Provide a single number: the count of lines containing the string "farm".

[Dataset excerpt]
+++

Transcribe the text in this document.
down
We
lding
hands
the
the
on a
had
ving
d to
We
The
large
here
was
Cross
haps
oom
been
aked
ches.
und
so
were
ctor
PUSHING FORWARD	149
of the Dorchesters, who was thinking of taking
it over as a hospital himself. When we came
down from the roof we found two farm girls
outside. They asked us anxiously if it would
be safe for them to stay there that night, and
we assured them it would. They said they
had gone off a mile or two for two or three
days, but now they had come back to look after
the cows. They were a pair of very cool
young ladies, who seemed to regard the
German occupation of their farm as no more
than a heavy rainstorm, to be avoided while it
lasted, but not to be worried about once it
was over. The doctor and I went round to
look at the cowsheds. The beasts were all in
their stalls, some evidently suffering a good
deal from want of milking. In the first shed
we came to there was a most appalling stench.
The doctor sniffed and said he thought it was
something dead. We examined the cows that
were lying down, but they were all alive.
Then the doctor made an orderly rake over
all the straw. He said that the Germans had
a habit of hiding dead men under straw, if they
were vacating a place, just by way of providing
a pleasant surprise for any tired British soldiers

+++

● **FINISHED EXERCISE**: 2